>> Start Given data

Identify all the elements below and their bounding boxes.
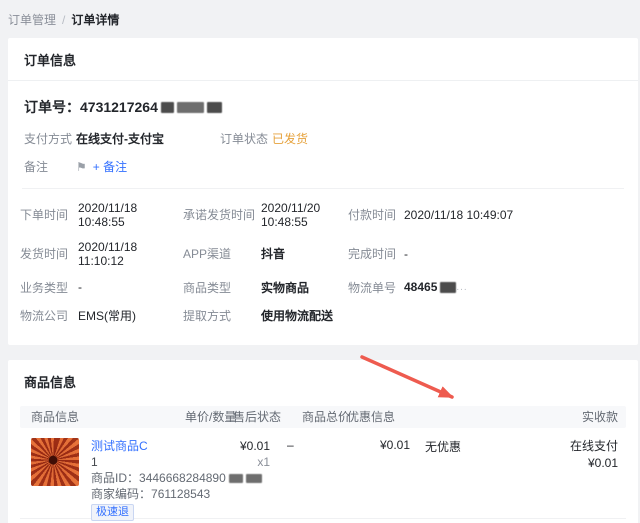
field-value: 2020/11/18 11:10:12 xyxy=(78,240,183,268)
field-value: 抖音 xyxy=(261,245,285,262)
col-header-discount: 优惠信息 xyxy=(347,406,395,428)
remark-row: 备注 ⚑ + 备注 xyxy=(8,147,638,188)
col-header-unit-price-qty: 单价/数量 xyxy=(185,406,236,428)
col-header-total-price: 商品总价 xyxy=(302,406,350,428)
flag-icon: ⚑ xyxy=(76,160,87,174)
field-value: 2020/11/20 10:48:55 xyxy=(261,201,348,229)
field-label: 提取方式 xyxy=(183,307,261,324)
product-table-header: 商品信息 单价/数量 售后状态 商品总价 优惠信息 实收款 xyxy=(20,406,626,428)
field-label: 物流单号 xyxy=(348,279,404,296)
received-amount: ¥0.01 xyxy=(570,455,618,472)
pay-method-label: 支付方式 xyxy=(24,130,76,147)
product-row: 测试商品C 1 商品ID：3446668284890 商家编码：76112854… xyxy=(20,428,626,518)
breadcrumb-order-detail: 订单详情 xyxy=(71,13,119,27)
order-number-row: 订单号：4731217264 xyxy=(8,81,638,117)
redacted-text: ... xyxy=(456,282,467,293)
field-label: 业务类型 xyxy=(20,279,78,296)
field-value: 实物商品 xyxy=(261,279,309,296)
field-label: 承诺发货时间 xyxy=(183,206,261,223)
redacted-text xyxy=(161,102,174,113)
redacted-text xyxy=(229,474,243,483)
merchant-code-value: 761128543 xyxy=(151,487,210,501)
field-label: APP渠道 xyxy=(183,245,261,262)
redacted-text xyxy=(440,282,456,293)
unit-count: x1 xyxy=(180,454,270,470)
total-price: ¥0.01 xyxy=(330,438,410,452)
field-value: 2020/11/18 10:49:07 xyxy=(404,208,513,222)
order-info-card: 订单信息 订单号：4731217264 支付方式 在线支付-支付宝 订单状态 已… xyxy=(8,38,638,345)
order-status-badge: 已发货 xyxy=(272,130,308,147)
payment-status-row: 支付方式 在线支付-支付宝 订单状态 已发货 xyxy=(8,117,638,147)
product-info-card: 商品信息 商品信息 单价/数量 售后状态 商品总价 优惠信息 实收款 测试商品C… xyxy=(8,360,638,523)
field-label: 物流公司 xyxy=(20,307,78,324)
order-number-value: 4731217264 xyxy=(80,99,158,115)
col-header-received: 实收款 xyxy=(582,406,618,428)
field-label: 付款时间 xyxy=(348,206,404,223)
product-id-line: 商品ID：3446668284890 xyxy=(91,470,262,486)
field-value: - xyxy=(404,247,408,261)
product-id-label: 商品ID： xyxy=(91,471,139,485)
breadcrumb: 订单管理 / 订单详情 xyxy=(0,0,640,38)
col-header-product: 商品信息 xyxy=(31,406,79,428)
pay-method-value: 在线支付-支付宝 xyxy=(76,130,164,147)
merchant-code-line: 商家编码：761128543 xyxy=(91,486,262,502)
redacted-text xyxy=(177,102,204,113)
field-label: 完成时间 xyxy=(348,245,404,262)
col-header-after-sale: 售后状态 xyxy=(233,406,281,428)
add-remark-link[interactable]: + 备注 xyxy=(93,158,127,175)
fast-refund-badge: 极速退 xyxy=(91,504,134,521)
product-info-title: 商品信息 xyxy=(8,360,638,402)
field-label: 下单时间 xyxy=(20,206,78,223)
breadcrumb-separator: / xyxy=(62,13,65,27)
tracking-number-value: 48465 xyxy=(404,280,437,294)
received-method: 在线支付 xyxy=(570,438,618,455)
field-value: 使用物流配送 xyxy=(261,307,333,324)
redacted-text xyxy=(246,474,262,483)
order-detail-page: 订单管理/订单详情 订单信息 订单号：4731217264 支付方式 在线支付-… xyxy=(0,0,640,523)
product-thumbnail[interactable] xyxy=(31,438,79,486)
field-label: 发货时间 xyxy=(20,245,78,262)
redacted-text xyxy=(207,102,222,113)
order-info-grid: 下单时间2020/11/18 10:48:55 承诺发货时间2020/11/20… xyxy=(8,189,638,345)
field-label: 商品类型 xyxy=(183,279,261,296)
discount-info: 无优惠 xyxy=(425,438,461,455)
order-number-label: 订单号： xyxy=(24,99,80,115)
after-sale-status: – xyxy=(287,438,294,452)
field-value: - xyxy=(78,280,82,294)
order-info-title: 订单信息 xyxy=(8,38,638,81)
order-status-label: 订单状态 xyxy=(220,130,272,147)
remark-label: 备注 xyxy=(24,158,76,175)
unit-price: ¥0.01 xyxy=(180,438,270,454)
field-value: 2020/11/18 10:48:55 xyxy=(78,201,183,229)
merchant-code-label: 商家编码： xyxy=(91,487,151,501)
field-value: EMS(常用) xyxy=(78,307,136,324)
product-id-value: 3446668284890 xyxy=(139,471,226,485)
breadcrumb-order-management[interactable]: 订单管理 xyxy=(8,13,56,27)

>> End Given data

> **Work to do**
Reproduce every line of the records above verbatim, from start to finish, but leave out the picture.

> **Solved problem**
Identify all the elements below and their bounding boxes.
field-value: 2020/11/18 11:10:12 xyxy=(78,240,183,268)
field-value: 抖音 xyxy=(261,245,285,262)
col-header-discount: 优惠信息 xyxy=(347,406,395,428)
remark-row: 备注 ⚑ + 备注 xyxy=(8,147,638,188)
col-header-unit-price-qty: 单价/数量 xyxy=(185,406,236,428)
col-header-total-price: 商品总价 xyxy=(302,406,350,428)
flag-icon: ⚑ xyxy=(76,160,87,174)
field-value: 2020/11/20 10:48:55 xyxy=(261,201,348,229)
field-label: 提取方式 xyxy=(183,307,261,324)
product-table-header: 商品信息 单价/数量 售后状态 商品总价 优惠信息 实收款 xyxy=(20,406,626,428)
field-label: 物流单号 xyxy=(348,279,404,296)
received-amount: ¥0.01 xyxy=(570,455,618,472)
pay-method-label: 支付方式 xyxy=(24,130,76,147)
product-row: 测试商品C 1 商品ID：3446668284890 商家编码：76112854… xyxy=(20,428,626,518)
breadcrumb-order-detail: 订单详情 xyxy=(71,13,119,27)
order-number-row: 订单号：4731217264 xyxy=(8,81,638,117)
redacted-text: ... xyxy=(456,282,467,293)
field-label: 业务类型 xyxy=(20,279,78,296)
field-value: 实物商品 xyxy=(261,279,309,296)
field-label: 承诺发货时间 xyxy=(183,206,261,223)
redacted-text xyxy=(161,102,174,113)
redacted-text xyxy=(229,474,243,483)
merchant-code-value: 761128543 xyxy=(151,487,210,501)
field-label: APP渠道 xyxy=(183,245,261,262)
redacted-text xyxy=(440,282,456,293)
unit-count: x1 xyxy=(180,454,270,470)
total-price: ¥0.01 xyxy=(330,438,410,452)
field-value: 2020/11/18 10:49:07 xyxy=(404,208,513,222)
order-info-card: 订单信息 订单号：4731217264 支付方式 在线支付-支付宝 订单状态 已… xyxy=(8,38,638,345)
order-status-badge: 已发货 xyxy=(272,130,308,147)
payment-status-row: 支付方式 在线支付-支付宝 订单状态 已发货 xyxy=(8,117,638,147)
product-info-card: 商品信息 商品信息 单价/数量 售后状态 商品总价 优惠信息 实收款 测试商品C… xyxy=(8,360,638,523)
field-label: 物流公司 xyxy=(20,307,78,324)
order-number-value: 4731217264 xyxy=(80,99,158,115)
col-header-received: 实收款 xyxy=(582,406,618,428)
field-label: 付款时间 xyxy=(348,206,404,223)
product-id-line: 商品ID：3446668284890 xyxy=(91,470,262,486)
field-value: - xyxy=(404,247,408,261)
product-id-label: 商品ID： xyxy=(91,471,139,485)
breadcrumb: 订单管理 / 订单详情 xyxy=(0,0,640,38)
col-header-product: 商品信息 xyxy=(31,406,79,428)
pay-method-value: 在线支付-支付宝 xyxy=(76,130,164,147)
merchant-code-line: 商家编码：761128543 xyxy=(91,486,262,502)
redacted-text xyxy=(177,102,204,113)
field-label: 完成时间 xyxy=(348,245,404,262)
col-header-after-sale: 售后状态 xyxy=(233,406,281,428)
add-remark-link[interactable]: + 备注 xyxy=(93,158,127,175)
fast-refund-badge: 极速退 xyxy=(91,504,134,521)
product-info-title: 商品信息 xyxy=(8,360,638,402)
field-label: 下单时间 xyxy=(20,206,78,223)
breadcrumb-separator: / xyxy=(62,13,65,27)
tracking-number-value: 48465 xyxy=(404,280,437,294)
received-method: 在线支付 xyxy=(570,438,618,455)
field-value: 使用物流配送 xyxy=(261,307,333,324)
redacted-text xyxy=(246,474,262,483)
order-detail-page: 订单管理/订单详情 订单信息 订单号：4731217264 支付方式 在线支付-… xyxy=(0,0,640,523)
product-thumbnail[interactable] xyxy=(31,438,79,486)
field-label: 发货时间 xyxy=(20,245,78,262)
redacted-text xyxy=(207,102,222,113)
order-info-grid: 下单时间2020/11/18 10:48:55 承诺发货时间2020/11/20… xyxy=(8,189,638,345)
field-label: 商品类型 xyxy=(183,279,261,296)
discount-info: 无优惠 xyxy=(425,438,461,455)
order-number-label: 订单号： xyxy=(24,99,80,115)
after-sale-status: – xyxy=(287,438,294,452)
field-value: - xyxy=(78,280,82,294)
order-info-title: 订单信息 xyxy=(8,38,638,81)
order-status-label: 订单状态 xyxy=(220,130,272,147)
remark-label: 备注 xyxy=(24,158,76,175)
unit-price: ¥0.01 xyxy=(180,438,270,454)
field-value: 2020/11/18 10:48:55 xyxy=(78,201,183,229)
merchant-code-label: 商家编码： xyxy=(91,487,151,501)
field-value: EMS(常用) xyxy=(78,307,136,324)
product-id-value: 3446668284890 xyxy=(139,471,226,485)
breadcrumb-order-management[interactable]: 订单管理 xyxy=(8,13,56,27)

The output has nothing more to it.